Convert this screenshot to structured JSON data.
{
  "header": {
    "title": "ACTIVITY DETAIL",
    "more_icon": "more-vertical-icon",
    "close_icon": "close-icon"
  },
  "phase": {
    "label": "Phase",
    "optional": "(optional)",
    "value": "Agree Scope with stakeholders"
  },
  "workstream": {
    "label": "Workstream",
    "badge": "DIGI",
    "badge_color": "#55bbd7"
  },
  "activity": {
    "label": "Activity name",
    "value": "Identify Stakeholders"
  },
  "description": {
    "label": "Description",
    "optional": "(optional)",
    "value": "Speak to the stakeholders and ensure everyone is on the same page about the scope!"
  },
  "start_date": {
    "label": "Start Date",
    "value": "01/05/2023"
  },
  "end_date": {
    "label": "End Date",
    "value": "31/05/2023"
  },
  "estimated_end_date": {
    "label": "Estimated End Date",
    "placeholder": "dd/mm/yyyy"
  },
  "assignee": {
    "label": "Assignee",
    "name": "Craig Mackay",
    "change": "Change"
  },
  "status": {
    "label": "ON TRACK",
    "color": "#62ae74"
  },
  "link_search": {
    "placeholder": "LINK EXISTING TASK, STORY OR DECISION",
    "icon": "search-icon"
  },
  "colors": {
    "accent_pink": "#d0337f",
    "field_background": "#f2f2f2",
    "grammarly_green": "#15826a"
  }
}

DIRECTIONS: Every record above should be output exactly.

COMPLETED EXERCISE:
Convert this screenshot to structured JSON data.
{
  "header": {
    "title": "ACTIVITY DETAIL",
    "more_icon": "more-vertical-icon",
    "close_icon": "close-icon"
  },
  "phase": {
    "label": "Phase",
    "optional": "(optional)",
    "value": "Agree Scope with stakeholders"
  },
  "workstream": {
    "label": "Workstream",
    "badge": "DIGI",
    "badge_color": "#55bbd7"
  },
  "activity": {
    "label": "Activity name",
    "value": "Identify Stakeholders"
  },
  "description": {
    "label": "Description",
    "optional": "(optional)",
    "value": "Speak to the stakeholders and ensure everyone is on the same page about the scope!"
  },
  "start_date": {
    "label": "Start Date",
    "value": "01/05/2023"
  },
  "end_date": {
    "label": "End Date",
    "value": "31/05/2023"
  },
  "estimated_end_date": {
    "label": "Estimated End Date",
    "placeholder": "dd/mm/yyyy"
  },
  "assignee": {
    "label": "Assignee",
    "name": "Craig Mackay",
    "change": "Change"
  },
  "status": {
    "label": "ON TRACK",
    "color": "#62ae74"
  },
  "link_search": {
    "placeholder": "LINK EXISTING TASK, STORY OR DECISION",
    "icon": "search-icon"
  },
  "colors": {
    "accent_pink": "#d0337f",
    "field_background": "#f2f2f2",
    "grammarly_green": "#15826a"
  }
}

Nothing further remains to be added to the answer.